* _WORK INSTRUCTIONS_: Below are some records; retype all of them exactly.

--*--

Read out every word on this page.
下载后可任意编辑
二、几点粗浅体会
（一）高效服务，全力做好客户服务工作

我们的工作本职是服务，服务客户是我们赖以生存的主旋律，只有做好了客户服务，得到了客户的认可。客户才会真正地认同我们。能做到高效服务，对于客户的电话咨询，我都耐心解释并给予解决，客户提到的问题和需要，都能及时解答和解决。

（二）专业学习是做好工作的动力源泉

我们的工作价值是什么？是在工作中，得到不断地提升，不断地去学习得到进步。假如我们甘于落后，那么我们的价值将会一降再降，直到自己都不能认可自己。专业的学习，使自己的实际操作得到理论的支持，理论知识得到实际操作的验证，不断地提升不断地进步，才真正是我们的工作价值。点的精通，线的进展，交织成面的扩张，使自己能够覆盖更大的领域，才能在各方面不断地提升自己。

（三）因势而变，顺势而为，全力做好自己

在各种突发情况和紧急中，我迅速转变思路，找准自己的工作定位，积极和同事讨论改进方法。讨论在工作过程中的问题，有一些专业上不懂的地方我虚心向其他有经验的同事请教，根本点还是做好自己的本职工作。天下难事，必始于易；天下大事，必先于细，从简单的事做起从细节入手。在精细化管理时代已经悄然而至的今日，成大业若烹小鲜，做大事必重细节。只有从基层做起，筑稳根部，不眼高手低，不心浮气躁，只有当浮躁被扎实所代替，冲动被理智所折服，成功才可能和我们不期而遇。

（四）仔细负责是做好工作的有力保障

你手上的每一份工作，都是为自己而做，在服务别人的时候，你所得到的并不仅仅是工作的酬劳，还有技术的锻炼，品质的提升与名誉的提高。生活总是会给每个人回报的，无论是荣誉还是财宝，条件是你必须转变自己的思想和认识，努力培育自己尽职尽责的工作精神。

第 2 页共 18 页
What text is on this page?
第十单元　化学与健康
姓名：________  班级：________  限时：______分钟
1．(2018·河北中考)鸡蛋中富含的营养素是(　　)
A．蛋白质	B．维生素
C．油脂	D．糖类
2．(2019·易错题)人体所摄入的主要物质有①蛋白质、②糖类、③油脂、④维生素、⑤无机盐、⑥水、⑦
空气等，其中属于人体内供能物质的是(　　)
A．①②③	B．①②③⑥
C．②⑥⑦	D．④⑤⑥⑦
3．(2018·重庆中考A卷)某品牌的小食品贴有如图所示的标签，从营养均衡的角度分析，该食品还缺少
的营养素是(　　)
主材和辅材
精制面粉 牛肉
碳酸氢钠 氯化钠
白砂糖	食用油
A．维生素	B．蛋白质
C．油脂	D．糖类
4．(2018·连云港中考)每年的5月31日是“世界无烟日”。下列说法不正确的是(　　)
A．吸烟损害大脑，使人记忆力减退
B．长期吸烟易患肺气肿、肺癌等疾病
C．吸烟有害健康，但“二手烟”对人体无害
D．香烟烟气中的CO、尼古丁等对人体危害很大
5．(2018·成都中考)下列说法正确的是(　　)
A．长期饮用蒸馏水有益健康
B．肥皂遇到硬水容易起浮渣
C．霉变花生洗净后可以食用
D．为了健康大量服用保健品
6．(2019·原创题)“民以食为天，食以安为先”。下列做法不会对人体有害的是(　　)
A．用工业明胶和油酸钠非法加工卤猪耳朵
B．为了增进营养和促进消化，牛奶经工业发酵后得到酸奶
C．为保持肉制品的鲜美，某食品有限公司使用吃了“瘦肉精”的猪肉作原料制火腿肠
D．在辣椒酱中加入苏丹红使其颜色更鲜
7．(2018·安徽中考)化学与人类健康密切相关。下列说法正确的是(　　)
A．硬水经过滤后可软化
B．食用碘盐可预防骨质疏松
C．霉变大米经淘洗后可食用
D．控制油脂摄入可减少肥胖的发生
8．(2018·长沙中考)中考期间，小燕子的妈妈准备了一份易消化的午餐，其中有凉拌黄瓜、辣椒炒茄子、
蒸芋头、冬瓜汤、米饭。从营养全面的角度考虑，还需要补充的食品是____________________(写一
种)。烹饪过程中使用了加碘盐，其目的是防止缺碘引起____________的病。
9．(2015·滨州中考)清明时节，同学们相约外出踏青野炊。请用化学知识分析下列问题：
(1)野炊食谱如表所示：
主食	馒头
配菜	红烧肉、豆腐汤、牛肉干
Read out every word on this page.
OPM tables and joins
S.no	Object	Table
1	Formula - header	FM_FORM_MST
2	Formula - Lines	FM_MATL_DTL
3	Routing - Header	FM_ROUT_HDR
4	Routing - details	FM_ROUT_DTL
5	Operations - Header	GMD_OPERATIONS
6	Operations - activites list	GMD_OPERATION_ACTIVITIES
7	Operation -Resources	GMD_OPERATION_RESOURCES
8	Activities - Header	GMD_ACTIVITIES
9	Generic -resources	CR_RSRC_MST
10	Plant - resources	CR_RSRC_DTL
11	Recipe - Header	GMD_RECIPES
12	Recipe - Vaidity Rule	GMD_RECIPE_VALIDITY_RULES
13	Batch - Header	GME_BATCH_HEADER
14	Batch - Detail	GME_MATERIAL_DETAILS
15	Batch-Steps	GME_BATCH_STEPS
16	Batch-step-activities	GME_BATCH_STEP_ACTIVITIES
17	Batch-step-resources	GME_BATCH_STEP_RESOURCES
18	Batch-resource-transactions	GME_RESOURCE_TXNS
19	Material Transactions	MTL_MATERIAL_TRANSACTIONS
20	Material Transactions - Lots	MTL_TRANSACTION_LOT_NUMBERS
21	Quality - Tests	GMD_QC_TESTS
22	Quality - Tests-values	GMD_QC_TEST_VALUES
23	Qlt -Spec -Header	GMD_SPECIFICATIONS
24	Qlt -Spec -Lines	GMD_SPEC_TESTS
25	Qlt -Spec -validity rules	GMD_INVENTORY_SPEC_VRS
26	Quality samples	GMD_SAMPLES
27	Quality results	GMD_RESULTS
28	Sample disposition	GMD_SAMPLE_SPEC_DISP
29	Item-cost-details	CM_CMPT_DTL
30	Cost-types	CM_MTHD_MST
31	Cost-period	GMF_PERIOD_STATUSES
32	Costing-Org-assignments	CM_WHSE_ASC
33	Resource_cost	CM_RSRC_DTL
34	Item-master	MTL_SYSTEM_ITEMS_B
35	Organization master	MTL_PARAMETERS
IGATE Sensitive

--*--

* _SOLUTION BELOW_:
Read out every word on this page.
下载后可任意编辑
二、几点粗浅体会
（一）高效服务，全力做好客户服务工作

我们的工作本职是服务，服务客户是我们赖以生存的主旋律，只有做好了客户服务，得到了客户的认可。客户才会真正地认同我们。能做到高效服务，对于客户的电话咨询，我都耐心解释并给予解决，客户提到的问题和需要，都能及时解答和解决。

（二）专业学习是做好工作的动力源泉

我们的工作价值是什么？是在工作中，得到不断地提升，不断地去学习得到进步。假如我们甘于落后，那么我们的价值将会一降再降，直到自己都不能认可自己。专业的学习，使自己的实际操作得到理论的支持，理论知识得到实际操作的验证，不断地提升不断地进步，才真正是我们的工作价值。点的精通，线的进展，交织成面的扩张，使自己能够覆盖更大的领域，才能在各方面不断地提升自己。

（三）因势而变，顺势而为，全力做好自己

在各种突发情况和紧急中，我迅速转变思路，找准自己的工作定位，积极和同事讨论改进方法。讨论在工作过程中的问题，有一些专业上不懂的地方我虚心向其他有经验的同事请教，根本点还是做好自己的本职工作。天下难事，必始于易；天下大事，必先于细，从简单的事做起从细节入手。在精细化管理时代已经悄然而至的今日，成大业若烹小鲜，做大事必重细节。只有从基层做起，筑稳根部，不眼高手低，不心浮气躁，只有当浮躁被扎实所代替，冲动被理智所折服，成功才可能和我们不期而遇。

（四）仔细负责是做好工作的有力保障

你手上的每一份工作，都是为自己而做，在服务别人的时候，你所得到的并不仅仅是工作的酬劳，还有技术的锻炼，品质的提升与名誉的提高。生活总是会给每个人回报的，无论是荣誉还是财宝，条件是你必须转变自己的思想和认识，努力培育自己尽职尽责的工作精神。

第 2 页共 18 页
What text is on this page?
第十单元　化学与健康
姓名：________  班级：________  限时：______分钟
1．(2018·河北中考)鸡蛋中富含的营养素是(　　)
A．蛋白质	B．维生素
C．油脂	D．糖类
2．(2019·易错题)人体所摄入的主要物质有①蛋白质、②糖类、③油脂、④维生素、⑤无机盐、⑥水、⑦
空气等，其中属于人体内供能物质的是(　　)
A．①②③	B．①②③⑥
C．②⑥⑦	D．④⑤⑥⑦
3．(2018·重庆中考A卷)某品牌的小食品贴有如图所示的标签，从营养均衡的角度分析，该食品还缺少
的营养素是(　　)
主材和辅材
精制面粉 牛肉
碳酸氢钠 氯化钠
白砂糖	食用油
A．维生素	B．蛋白质
C．油脂	D．糖类
4．(2018·连云港中考)每年的5月31日是“世界无烟日”。下列说法不正确的是(　　)
A．吸烟损害大脑，使人记忆力减退
B．长期吸烟易患肺气肿、肺癌等疾病
C．吸烟有害健康，但“二手烟”对人体无害
D．香烟烟气中的CO、尼古丁等对人体危害很大
5．(2018·成都中考)下列说法正确的是(　　)
A．长期饮用蒸馏水有益健康
B．肥皂遇到硬水容易起浮渣
C．霉变花生洗净后可以食用
D．为了健康大量服用保健品
6．(2019·原创题)“民以食为天，食以安为先”。下列做法不会对人体有害的是(　　)
A．用工业明胶和油酸钠非法加工卤猪耳朵
B．为了增进营养和促进消化，牛奶经工业发酵后得到酸奶
C．为保持肉制品的鲜美，某食品有限公司使用吃了“瘦肉精”的猪肉作原料制火腿肠
D．在辣椒酱中加入苏丹红使其颜色更鲜
7．(2018·安徽中考)化学与人类健康密切相关。下列说法正确的是(　　)
A．硬水经过滤后可软化
B．食用碘盐可预防骨质疏松
C．霉变大米经淘洗后可食用
D．控制油脂摄入可减少肥胖的发生
8．(2018·长沙中考)中考期间，小燕子的妈妈准备了一份易消化的午餐，其中有凉拌黄瓜、辣椒炒茄子、
蒸芋头、冬瓜汤、米饭。从营养全面的角度考虑，还需要补充的食品是____________________(写一
种)。烹饪过程中使用了加碘盐，其目的是防止缺碘引起____________的病。
9．(2015·滨州中考)清明时节，同学们相约外出踏青野炊。请用化学知识分析下列问题：
(1)野炊食谱如表所示：
主食	馒头
配菜	红烧肉、豆腐汤、牛肉干
Read out every word on this page.
OPM tables and joins
S.no	Object	Table
1	Formula - header	FM_FORM_MST
2	Formula - Lines	FM_MATL_DTL
3	Routing - Header	FM_ROUT_HDR
4	Routing - details	FM_ROUT_DTL
5	Operations - Header	GMD_OPERATIONS
6	Operations - activites list	GMD_OPERATION_ACTIVITIES
7	Operation -Resources	GMD_OPERATION_RESOURCES
8	Activities - Header	GMD_ACTIVITIES
9	Generic -resources	CR_RSRC_MST
10	Plant - resources	CR_RSRC_DTL
11	Recipe - Header	GMD_RECIPES
12	Recipe - Vaidity Rule	GMD_RECIPE_VALIDITY_RULES
13	Batch - Header	GME_BATCH_HEADER
14	Batch - Detail	GME_MATERIAL_DETAILS
15	Batch-Steps	GME_BATCH_STEPS
16	Batch-step-activities	GME_BATCH_STEP_ACTIVITIES
17	Batch-step-resources	GME_BATCH_STEP_RESOURCES
18	Batch-resource-transactions	GME_RESOURCE_TXNS
19	Material Transactions	MTL_MATERIAL_TRANSACTIONS
20	Material Transactions - Lots	MTL_TRANSACTION_LOT_NUMBERS
21	Quality - Tests	GMD_QC_TESTS
22	Quality - Tests-values	GMD_QC_TEST_VALUES
23	Qlt -Spec -Header	GMD_SPECIFICATIONS
24	Qlt -Spec -Lines	GMD_SPEC_TESTS
25	Qlt -Spec -validity rules	GMD_INVENTORY_SPEC_VRS
26	Quality samples	GMD_SAMPLES
27	Quality results	GMD_RESULTS
28	Sample disposition	GMD_SAMPLE_SPEC_DISP
29	Item-cost-details	CM_CMPT_DTL
30	Cost-types	CM_MTHD_MST
31	Cost-period	GMF_PERIOD_STATUSES
32	Costing-Org-assignments	CM_WHSE_ASC
33	Resource_cost	CM_RSRC_DTL
34	Item-master	MTL_SYSTEM_ITEMS_B
35	Organization master	MTL_PARAMETERS
IGATE Sensitive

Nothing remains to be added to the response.